(A run of records)

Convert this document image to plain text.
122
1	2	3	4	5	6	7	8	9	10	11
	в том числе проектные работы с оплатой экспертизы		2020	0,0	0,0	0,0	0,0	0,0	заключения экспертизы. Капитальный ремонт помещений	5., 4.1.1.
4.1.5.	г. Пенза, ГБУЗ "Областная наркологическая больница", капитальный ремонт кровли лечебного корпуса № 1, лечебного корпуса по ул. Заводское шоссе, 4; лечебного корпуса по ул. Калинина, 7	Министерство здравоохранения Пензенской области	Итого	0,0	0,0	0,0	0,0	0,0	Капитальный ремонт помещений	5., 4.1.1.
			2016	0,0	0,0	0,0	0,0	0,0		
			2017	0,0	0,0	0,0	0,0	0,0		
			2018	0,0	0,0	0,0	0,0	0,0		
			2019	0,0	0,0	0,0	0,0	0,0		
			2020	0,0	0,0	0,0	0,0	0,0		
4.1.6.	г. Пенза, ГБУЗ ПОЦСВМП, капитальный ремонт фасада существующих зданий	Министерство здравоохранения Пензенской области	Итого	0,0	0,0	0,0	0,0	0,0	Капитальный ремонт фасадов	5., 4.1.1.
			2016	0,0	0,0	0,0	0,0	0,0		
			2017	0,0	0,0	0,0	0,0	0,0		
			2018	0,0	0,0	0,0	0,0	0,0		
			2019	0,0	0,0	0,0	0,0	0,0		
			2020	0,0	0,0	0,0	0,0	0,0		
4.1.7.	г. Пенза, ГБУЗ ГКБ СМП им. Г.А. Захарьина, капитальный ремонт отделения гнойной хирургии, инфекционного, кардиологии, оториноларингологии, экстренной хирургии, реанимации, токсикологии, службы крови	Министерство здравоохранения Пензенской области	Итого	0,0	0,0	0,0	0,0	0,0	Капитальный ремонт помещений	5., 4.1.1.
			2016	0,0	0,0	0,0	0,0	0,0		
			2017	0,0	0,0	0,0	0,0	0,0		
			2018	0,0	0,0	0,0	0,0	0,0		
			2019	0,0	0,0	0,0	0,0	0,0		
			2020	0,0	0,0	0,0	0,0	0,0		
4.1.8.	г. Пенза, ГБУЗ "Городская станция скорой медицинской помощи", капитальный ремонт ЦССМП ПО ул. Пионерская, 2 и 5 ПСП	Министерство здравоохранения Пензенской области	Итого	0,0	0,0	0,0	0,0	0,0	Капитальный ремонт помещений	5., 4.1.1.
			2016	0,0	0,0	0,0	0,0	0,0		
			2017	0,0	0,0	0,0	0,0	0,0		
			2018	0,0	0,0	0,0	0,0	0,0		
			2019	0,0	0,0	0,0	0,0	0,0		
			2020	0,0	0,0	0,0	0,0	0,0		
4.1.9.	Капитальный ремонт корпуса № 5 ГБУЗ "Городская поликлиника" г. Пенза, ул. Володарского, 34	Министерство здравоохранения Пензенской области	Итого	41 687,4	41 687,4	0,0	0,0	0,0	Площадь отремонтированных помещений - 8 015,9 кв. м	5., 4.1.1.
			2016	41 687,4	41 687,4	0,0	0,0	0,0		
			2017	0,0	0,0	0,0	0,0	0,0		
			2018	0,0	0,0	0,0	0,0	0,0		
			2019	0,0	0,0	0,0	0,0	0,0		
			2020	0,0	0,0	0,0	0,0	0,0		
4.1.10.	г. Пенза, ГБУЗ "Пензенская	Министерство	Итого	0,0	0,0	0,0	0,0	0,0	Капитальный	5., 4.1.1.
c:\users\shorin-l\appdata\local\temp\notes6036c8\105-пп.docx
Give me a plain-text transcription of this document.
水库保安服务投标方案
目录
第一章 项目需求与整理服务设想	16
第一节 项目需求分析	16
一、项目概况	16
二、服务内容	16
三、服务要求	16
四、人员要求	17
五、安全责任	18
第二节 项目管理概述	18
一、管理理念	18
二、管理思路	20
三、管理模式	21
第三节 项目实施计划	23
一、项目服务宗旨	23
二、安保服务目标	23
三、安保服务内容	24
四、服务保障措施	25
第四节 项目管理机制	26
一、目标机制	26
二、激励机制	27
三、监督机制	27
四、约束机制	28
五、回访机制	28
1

--

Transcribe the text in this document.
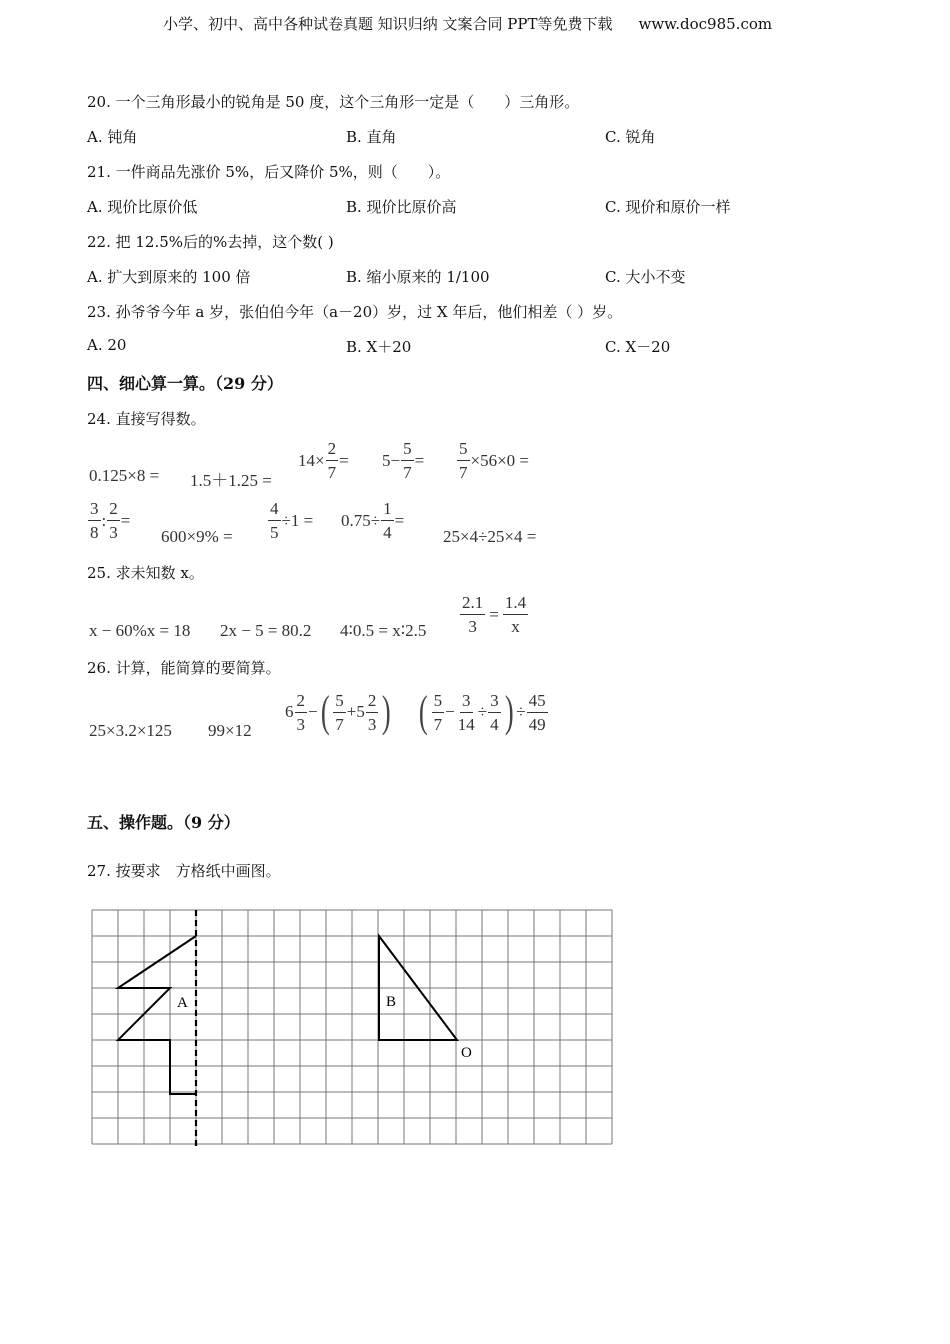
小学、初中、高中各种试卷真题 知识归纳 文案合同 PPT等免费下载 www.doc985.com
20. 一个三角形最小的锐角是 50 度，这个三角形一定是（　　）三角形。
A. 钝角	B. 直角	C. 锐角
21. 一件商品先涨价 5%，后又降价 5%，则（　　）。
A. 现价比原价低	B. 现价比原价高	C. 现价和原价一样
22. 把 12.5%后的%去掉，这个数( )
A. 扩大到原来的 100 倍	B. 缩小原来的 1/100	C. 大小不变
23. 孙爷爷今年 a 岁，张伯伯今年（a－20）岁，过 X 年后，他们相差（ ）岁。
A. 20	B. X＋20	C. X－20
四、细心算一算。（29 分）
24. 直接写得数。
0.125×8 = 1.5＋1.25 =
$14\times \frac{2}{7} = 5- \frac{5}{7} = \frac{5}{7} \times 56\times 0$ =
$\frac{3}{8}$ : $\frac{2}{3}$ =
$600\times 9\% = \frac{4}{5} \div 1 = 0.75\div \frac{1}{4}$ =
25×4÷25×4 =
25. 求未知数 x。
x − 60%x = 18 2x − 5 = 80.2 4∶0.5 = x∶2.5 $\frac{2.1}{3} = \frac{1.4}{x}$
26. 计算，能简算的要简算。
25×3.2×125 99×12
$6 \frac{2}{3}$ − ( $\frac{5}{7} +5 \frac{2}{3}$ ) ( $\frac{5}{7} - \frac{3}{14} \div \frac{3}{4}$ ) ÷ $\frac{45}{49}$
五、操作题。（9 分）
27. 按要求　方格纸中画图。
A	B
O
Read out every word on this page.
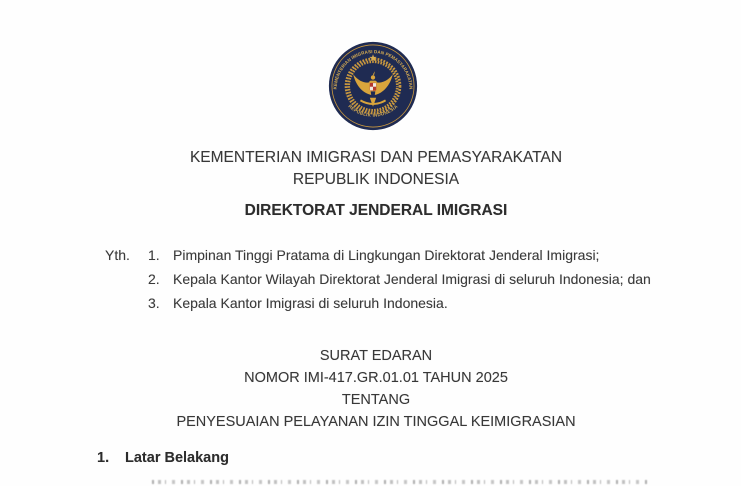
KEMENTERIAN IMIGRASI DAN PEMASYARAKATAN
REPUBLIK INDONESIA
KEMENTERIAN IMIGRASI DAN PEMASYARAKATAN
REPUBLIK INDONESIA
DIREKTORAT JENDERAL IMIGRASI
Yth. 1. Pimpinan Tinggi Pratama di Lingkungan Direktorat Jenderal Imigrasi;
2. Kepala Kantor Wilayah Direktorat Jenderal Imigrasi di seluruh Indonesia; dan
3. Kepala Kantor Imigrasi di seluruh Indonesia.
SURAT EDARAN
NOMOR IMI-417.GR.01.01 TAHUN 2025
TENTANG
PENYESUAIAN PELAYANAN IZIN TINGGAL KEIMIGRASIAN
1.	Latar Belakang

==

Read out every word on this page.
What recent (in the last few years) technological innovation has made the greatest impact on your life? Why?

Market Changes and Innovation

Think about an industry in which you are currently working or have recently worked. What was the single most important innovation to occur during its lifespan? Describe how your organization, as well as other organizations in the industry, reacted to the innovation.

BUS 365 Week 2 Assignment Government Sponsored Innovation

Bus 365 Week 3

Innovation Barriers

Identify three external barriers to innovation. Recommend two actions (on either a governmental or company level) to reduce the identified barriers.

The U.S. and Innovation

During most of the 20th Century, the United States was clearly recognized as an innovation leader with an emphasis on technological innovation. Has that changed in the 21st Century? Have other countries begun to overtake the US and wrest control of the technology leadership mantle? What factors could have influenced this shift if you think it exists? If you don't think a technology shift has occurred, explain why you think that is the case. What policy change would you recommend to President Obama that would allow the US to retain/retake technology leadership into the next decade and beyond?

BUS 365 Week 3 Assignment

**Your objective**
Look over the listing above. Pick out and copy every line that includes "здравоохранения".

**Reply to the exercise**
4.1.5.	г. Пенза, ГБУЗ "Областная наркологическая больница", капитальный ремонт кровли лечебного корпуса № 1, лечебного корпуса по ул. Заводское шоссе, 4; лечебного корпуса по ул. Калинина, 7	Министерство здравоохранения Пензенской области	Итого	0,0	0,0	0,0	0,0	0,0	Капитальный ремонт помещений	5., 4.1.1.
4.1.6.	г. Пенза, ГБУЗ ПОЦСВМП, капитальный ремонт фасада существующих зданий	Министерство здравоохранения Пензенской области	Итого	0,0	0,0	0,0	0,0	0,0	Капитальный ремонт фасадов	5., 4.1.1.
4.1.7.	г. Пенза, ГБУЗ ГКБ СМП им. Г.А. Захарьина, капитальный ремонт отделения гнойной хирургии, инфекционного, кардиологии, оториноларингологии, экстренной хирургии, реанимации, токсикологии, службы крови	Министерство здравоохранения Пензенской области	Итого	0,0	0,0	0,0	0,0	0,0	Капитальный ремонт помещений	5., 4.1.1.
4.1.8.	г. Пенза, ГБУЗ "Городская станция скорой медицинской помощи", капитальный ремонт ЦССМП ПО ул. Пионерская, 2 и 5 ПСП	Министерство здравоохранения Пензенской области	Итого	0,0	0,0	0,0	0,0	0,0	Капитальный ремонт помещений	5., 4.1.1.
4.1.9.	Капитальный ремонт корпуса № 5 ГБУЗ "Городская поликлиника" г. Пенза, ул. Володарского, 34	Министерство здравоохранения Пензенской области	Итого	41 687,4	41 687,4	0,0	0,0	0,0	Площадь отремонтированных помещений - 8 015,9 кв. м	5., 4.1.1.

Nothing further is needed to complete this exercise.